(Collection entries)
────────────────
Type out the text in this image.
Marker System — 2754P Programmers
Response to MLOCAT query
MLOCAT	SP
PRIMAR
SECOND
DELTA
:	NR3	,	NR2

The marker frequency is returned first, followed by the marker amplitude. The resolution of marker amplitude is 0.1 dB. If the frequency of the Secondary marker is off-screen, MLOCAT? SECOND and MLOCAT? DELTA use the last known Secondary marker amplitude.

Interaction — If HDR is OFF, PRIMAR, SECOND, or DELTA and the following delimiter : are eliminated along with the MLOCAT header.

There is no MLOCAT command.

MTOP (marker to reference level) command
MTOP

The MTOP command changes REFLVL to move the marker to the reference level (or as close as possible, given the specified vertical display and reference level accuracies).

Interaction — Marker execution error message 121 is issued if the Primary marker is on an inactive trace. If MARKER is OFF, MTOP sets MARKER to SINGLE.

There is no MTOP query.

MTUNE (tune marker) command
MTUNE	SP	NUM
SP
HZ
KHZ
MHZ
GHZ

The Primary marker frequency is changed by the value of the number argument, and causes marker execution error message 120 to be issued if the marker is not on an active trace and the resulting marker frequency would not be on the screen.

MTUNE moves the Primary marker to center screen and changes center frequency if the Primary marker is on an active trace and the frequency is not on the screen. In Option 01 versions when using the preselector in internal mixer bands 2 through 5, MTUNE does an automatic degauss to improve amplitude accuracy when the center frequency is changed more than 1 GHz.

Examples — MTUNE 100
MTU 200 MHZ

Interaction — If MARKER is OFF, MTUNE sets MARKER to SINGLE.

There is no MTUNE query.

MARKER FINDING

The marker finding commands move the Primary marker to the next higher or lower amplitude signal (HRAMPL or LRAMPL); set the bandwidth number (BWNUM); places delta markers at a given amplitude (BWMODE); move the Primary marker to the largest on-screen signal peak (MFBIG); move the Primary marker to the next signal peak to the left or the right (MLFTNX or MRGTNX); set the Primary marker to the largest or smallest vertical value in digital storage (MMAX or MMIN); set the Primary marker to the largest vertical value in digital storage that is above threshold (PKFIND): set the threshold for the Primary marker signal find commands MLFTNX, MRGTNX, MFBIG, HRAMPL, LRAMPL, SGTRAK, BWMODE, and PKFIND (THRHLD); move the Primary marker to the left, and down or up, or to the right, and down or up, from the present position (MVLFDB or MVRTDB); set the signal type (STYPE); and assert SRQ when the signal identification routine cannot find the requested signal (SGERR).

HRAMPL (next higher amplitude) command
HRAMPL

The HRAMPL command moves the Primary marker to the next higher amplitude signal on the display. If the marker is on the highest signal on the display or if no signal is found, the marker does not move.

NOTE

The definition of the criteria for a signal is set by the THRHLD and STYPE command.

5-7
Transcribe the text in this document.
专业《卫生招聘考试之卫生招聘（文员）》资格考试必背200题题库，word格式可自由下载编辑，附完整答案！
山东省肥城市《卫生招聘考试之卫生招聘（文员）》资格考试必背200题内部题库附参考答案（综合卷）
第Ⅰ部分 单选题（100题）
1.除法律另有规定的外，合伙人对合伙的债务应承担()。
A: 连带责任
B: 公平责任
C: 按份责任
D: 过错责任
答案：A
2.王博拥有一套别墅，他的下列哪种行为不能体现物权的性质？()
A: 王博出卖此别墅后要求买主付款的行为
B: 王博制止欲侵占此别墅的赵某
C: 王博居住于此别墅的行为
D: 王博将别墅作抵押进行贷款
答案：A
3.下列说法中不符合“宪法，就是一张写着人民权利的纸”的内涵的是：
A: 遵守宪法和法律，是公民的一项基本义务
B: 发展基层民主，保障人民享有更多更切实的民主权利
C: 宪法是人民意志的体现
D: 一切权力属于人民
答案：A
────────────────
Using the listing above, please repeat every entry exactly.

Type out the text in this image.
Marker System — 2754P Programmers
Response to MLOCAT query
MLOCAT	SP
PRIMAR
SECOND
DELTA
:	NR3	,	NR2

The marker frequency is returned first, followed by the marker amplitude. The resolution of marker amplitude is 0.1 dB. If the frequency of the Secondary marker is off-screen, MLOCAT? SECOND and MLOCAT? DELTA use the last known Secondary marker amplitude.

Interaction — If HDR is OFF, PRIMAR, SECOND, or DELTA and the following delimiter : are eliminated along with the MLOCAT header.

There is no MLOCAT command.

MTOP (marker to reference level) command
MTOP

The MTOP command changes REFLVL to move the marker to the reference level (or as close as possible, given the specified vertical display and reference level accuracies).

Interaction — Marker execution error message 121 is issued if the Primary marker is on an inactive trace. If MARKER is OFF, MTOP sets MARKER to SINGLE.

There is no MTOP query.

MTUNE (tune marker) command
MTUNE	SP	NUM
SP
HZ
KHZ
MHZ
GHZ

The Primary marker frequency is changed by the value of the number argument, and causes marker execution error message 120 to be issued if the marker is not on an active trace and the resulting marker frequency would not be on the screen.

MTUNE moves the Primary marker to center screen and changes center frequency if the Primary marker is on an active trace and the frequency is not on the screen. In Option 01 versions when using the preselector in internal mixer bands 2 through 5, MTUNE does an automatic degauss to improve amplitude accuracy when the center frequency is changed more than 1 GHz.

Examples — MTUNE 100
MTU 200 MHZ

Interaction — If MARKER is OFF, MTUNE sets MARKER to SINGLE.

There is no MTUNE query.

MARKER FINDING

The marker finding commands move the Primary marker to the next higher or lower amplitude signal (HRAMPL or LRAMPL); set the bandwidth number (BWNUM); places delta markers at a given amplitude (BWMODE); move the Primary marker to the largest on-screen signal peak (MFBIG); move the Primary marker to the next signal peak to the left or the right (MLFTNX or MRGTNX); set the Primary marker to the largest or smallest vertical value in digital storage (MMAX or MMIN); set the Primary marker to the largest vertical value in digital storage that is above threshold (PKFIND): set the threshold for the Primary marker signal find commands MLFTNX, MRGTNX, MFBIG, HRAMPL, LRAMPL, SGTRAK, BWMODE, and PKFIND (THRHLD); move the Primary marker to the left, and down or up, or to the right, and down or up, from the present position (MVLFDB or MVRTDB); set the signal type (STYPE); and assert SRQ when the signal identification routine cannot find the requested signal (SGERR).

HRAMPL (next higher amplitude) command
HRAMPL

The HRAMPL command moves the Primary marker to the next higher amplitude signal on the display. If the marker is on the highest signal on the display or if no signal is found, the marker does not move.

NOTE

The definition of the criteria for a signal is set by the THRHLD and STYPE command.

5-7
Transcribe the text in this document.
专业《卫生招聘考试之卫生招聘（文员）》资格考试必背200题题库，word格式可自由下载编辑，附完整答案！
山东省肥城市《卫生招聘考试之卫生招聘（文员）》资格考试必背200题内部题库附参考答案（综合卷）
第Ⅰ部分 单选题（100题）
1.除法律另有规定的外，合伙人对合伙的债务应承担()。
A: 连带责任
B: 公平责任
C: 按份责任
D: 过错责任
答案：A
2.王博拥有一套别墅，他的下列哪种行为不能体现物权的性质？()
A: 王博出卖此别墅后要求买主付款的行为
B: 王博制止欲侵占此别墅的赵某
C: 王博居住于此别墅的行为
D: 王博将别墅作抵押进行贷款
答案：A
3.下列说法中不符合“宪法，就是一张写着人民权利的纸”的内涵的是：
A: 遵守宪法和法律，是公民的一项基本义务
B: 发展基层民主，保障人民享有更多更切实的民主权利
C: 宪法是人民意志的体现
D: 一切权力属于人民
答案：A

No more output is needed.